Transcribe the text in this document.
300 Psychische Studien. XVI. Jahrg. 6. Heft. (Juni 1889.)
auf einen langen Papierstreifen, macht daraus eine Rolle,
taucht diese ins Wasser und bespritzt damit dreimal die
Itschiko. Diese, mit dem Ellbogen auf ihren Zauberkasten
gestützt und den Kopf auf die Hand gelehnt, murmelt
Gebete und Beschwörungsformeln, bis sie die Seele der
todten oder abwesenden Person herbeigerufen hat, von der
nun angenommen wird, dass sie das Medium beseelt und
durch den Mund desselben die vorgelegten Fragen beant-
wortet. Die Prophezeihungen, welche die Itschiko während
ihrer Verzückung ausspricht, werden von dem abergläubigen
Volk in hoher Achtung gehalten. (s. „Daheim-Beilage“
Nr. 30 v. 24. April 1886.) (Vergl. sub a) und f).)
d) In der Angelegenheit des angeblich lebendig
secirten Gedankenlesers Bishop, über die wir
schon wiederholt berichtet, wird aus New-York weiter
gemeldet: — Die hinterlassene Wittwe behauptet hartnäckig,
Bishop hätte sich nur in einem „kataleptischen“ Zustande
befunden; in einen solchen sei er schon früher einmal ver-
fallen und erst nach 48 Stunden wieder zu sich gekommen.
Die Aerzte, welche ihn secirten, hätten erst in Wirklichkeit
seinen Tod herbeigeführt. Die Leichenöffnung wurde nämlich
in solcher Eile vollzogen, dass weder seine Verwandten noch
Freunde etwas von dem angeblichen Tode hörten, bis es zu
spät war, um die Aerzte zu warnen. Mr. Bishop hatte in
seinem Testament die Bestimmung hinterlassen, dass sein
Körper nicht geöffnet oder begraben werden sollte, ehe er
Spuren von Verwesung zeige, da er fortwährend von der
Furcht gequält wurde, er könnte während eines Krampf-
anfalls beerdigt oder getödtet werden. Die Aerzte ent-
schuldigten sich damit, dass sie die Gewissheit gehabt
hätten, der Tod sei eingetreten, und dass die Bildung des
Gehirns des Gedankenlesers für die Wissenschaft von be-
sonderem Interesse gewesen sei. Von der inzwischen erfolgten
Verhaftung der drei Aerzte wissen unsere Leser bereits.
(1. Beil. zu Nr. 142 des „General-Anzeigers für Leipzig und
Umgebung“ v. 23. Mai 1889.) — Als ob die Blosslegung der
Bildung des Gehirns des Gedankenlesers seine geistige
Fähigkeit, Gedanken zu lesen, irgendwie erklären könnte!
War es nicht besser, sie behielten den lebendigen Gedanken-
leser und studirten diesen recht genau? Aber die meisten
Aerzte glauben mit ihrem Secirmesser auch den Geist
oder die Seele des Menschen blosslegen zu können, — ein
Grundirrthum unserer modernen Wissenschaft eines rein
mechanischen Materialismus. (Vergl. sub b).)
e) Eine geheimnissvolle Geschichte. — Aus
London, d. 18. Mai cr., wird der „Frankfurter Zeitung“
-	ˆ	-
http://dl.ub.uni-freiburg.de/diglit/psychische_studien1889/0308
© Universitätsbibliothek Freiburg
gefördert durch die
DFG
====
Filter the listing above down to the lines that contain the word "wird".

● Exercise answer:
nun angenommen wird, dass sie das Medium beseelt und
schon wiederholt berichtet, wird aus New-York weiter
London, d. 18. Mai cr., wird der „Frankfurter Zeitung“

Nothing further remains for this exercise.